Stated problem: Hunt for the word "månad" across the entries below, copying each line that holds it.

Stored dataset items
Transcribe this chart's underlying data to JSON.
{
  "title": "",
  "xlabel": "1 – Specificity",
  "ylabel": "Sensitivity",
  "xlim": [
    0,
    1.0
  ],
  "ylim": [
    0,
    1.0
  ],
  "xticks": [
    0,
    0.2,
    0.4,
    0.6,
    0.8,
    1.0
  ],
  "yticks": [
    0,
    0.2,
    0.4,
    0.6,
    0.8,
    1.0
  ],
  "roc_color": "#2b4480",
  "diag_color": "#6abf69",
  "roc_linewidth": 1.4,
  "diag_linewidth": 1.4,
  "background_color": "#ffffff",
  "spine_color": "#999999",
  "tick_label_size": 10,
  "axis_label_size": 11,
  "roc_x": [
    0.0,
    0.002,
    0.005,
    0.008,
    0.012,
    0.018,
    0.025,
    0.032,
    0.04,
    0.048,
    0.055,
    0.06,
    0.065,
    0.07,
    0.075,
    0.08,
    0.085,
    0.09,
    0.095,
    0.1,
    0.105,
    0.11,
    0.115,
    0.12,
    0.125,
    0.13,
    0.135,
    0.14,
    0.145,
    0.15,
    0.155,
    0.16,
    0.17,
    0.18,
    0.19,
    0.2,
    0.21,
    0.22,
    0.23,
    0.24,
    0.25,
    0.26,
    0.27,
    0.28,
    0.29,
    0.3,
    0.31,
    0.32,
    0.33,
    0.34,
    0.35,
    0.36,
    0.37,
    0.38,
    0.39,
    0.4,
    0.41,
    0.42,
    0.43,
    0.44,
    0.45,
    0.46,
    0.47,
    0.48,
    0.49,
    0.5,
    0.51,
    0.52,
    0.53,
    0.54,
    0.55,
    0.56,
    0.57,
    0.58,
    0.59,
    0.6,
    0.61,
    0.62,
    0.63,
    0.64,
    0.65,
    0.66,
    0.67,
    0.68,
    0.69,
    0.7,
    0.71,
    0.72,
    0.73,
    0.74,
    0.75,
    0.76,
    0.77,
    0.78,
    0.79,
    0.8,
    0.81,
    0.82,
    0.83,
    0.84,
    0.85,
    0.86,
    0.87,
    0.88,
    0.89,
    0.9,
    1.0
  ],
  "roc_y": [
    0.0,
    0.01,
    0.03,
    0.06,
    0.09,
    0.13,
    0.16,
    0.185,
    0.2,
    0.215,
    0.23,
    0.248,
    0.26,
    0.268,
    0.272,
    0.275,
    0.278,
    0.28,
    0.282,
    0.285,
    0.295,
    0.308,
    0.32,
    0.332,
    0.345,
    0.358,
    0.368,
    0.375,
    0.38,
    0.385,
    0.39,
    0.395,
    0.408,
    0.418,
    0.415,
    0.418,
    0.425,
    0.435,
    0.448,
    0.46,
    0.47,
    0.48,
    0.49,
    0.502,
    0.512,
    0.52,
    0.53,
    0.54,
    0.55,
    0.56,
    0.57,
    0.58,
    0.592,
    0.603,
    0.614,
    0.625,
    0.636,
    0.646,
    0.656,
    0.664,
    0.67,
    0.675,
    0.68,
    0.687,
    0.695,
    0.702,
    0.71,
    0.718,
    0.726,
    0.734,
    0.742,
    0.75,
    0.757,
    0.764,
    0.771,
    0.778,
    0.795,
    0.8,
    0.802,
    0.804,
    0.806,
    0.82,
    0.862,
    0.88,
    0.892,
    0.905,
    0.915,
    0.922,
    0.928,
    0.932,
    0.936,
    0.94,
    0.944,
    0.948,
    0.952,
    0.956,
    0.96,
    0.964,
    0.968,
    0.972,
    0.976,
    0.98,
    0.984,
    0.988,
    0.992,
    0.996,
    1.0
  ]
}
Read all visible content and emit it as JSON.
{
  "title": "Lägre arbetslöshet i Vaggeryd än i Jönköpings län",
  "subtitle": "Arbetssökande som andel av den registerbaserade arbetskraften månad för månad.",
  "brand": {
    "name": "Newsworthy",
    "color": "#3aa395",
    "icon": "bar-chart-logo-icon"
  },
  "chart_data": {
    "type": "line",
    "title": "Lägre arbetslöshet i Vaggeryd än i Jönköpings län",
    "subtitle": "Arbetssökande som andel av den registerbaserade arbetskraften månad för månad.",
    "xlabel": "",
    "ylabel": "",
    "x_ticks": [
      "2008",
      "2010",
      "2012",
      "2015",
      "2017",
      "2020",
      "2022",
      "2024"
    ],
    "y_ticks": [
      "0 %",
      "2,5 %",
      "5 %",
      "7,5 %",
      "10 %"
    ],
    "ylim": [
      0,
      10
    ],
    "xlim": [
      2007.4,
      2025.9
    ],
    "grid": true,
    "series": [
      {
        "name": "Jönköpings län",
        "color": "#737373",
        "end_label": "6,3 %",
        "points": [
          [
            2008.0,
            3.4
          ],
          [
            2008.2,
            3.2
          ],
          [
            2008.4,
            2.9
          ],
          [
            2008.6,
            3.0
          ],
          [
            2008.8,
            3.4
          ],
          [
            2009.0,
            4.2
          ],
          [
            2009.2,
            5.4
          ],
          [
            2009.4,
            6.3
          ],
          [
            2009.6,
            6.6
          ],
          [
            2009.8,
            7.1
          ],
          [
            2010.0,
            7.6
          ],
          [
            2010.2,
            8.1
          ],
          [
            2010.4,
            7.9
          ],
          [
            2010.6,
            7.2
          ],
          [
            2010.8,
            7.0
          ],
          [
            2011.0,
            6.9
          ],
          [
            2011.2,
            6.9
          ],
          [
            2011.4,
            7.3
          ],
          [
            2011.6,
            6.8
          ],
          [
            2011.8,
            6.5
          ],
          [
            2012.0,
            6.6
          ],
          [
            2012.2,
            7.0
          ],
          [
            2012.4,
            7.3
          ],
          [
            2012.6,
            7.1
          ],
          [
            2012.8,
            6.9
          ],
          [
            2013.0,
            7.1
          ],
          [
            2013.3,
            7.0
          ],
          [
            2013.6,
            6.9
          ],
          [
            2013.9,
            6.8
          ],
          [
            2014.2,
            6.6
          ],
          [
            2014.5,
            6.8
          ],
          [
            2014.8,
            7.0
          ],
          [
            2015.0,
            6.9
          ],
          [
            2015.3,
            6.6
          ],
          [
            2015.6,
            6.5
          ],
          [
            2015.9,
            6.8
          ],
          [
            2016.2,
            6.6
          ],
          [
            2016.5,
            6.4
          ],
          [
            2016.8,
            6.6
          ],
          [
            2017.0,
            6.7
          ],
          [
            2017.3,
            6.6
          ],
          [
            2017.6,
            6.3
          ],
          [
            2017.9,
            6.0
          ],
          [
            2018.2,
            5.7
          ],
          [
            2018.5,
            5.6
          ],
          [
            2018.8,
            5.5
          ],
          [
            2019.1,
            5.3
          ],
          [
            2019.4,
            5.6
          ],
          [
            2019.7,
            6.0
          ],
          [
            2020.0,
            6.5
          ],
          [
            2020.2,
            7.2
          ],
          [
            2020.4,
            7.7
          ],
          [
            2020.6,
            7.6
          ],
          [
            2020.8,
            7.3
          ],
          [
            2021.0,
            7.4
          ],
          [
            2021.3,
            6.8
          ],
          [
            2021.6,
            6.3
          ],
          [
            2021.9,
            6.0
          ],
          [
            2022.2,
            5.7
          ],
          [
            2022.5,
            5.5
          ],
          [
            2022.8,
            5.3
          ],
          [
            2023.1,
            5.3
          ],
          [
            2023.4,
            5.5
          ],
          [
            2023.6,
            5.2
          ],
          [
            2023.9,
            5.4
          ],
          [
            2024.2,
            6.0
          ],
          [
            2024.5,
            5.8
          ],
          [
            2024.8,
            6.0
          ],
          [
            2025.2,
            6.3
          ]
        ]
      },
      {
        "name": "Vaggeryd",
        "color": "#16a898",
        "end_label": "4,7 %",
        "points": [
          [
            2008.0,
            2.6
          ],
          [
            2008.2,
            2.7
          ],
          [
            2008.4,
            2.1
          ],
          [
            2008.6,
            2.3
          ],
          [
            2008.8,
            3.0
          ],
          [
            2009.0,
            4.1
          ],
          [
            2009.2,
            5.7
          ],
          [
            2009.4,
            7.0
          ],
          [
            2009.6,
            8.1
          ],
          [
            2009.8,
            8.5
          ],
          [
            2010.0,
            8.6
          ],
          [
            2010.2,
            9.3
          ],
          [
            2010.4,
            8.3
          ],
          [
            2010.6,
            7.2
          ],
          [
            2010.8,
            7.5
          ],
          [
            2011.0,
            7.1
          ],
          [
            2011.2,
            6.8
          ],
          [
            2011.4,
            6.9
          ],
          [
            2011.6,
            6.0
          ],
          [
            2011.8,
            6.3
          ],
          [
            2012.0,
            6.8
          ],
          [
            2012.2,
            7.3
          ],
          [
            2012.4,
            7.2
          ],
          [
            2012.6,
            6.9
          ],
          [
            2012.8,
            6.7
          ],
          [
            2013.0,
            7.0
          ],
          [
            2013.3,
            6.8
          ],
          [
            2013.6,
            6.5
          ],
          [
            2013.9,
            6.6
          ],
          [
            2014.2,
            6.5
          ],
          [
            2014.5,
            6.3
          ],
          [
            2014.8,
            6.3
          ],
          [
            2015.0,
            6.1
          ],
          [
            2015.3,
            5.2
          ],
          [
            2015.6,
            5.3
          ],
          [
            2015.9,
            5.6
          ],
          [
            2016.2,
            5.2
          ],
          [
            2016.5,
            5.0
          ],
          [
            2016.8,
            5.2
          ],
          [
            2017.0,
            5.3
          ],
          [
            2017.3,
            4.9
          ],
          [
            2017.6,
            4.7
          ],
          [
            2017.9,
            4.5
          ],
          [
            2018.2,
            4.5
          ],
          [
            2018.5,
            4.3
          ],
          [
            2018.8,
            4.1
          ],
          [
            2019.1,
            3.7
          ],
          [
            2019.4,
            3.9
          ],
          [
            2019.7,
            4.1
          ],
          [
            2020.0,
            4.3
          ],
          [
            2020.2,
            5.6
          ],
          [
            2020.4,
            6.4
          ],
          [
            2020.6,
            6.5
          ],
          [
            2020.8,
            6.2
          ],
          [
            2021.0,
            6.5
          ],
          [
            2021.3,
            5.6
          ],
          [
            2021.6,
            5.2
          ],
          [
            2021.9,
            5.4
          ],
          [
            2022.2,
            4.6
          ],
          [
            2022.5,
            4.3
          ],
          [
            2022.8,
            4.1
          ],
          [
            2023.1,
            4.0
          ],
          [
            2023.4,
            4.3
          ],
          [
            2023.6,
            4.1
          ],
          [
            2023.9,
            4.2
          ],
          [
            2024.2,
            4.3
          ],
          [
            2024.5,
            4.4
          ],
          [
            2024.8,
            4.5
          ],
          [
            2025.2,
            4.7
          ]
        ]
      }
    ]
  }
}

Exercise response:
  "subtitle": "Arbetssökande som andel av den registerbaserade arbetskraften månad för månad.",
    "subtitle": "Arbetssökande som andel av den registerbaserade arbetskraften månad för månad.",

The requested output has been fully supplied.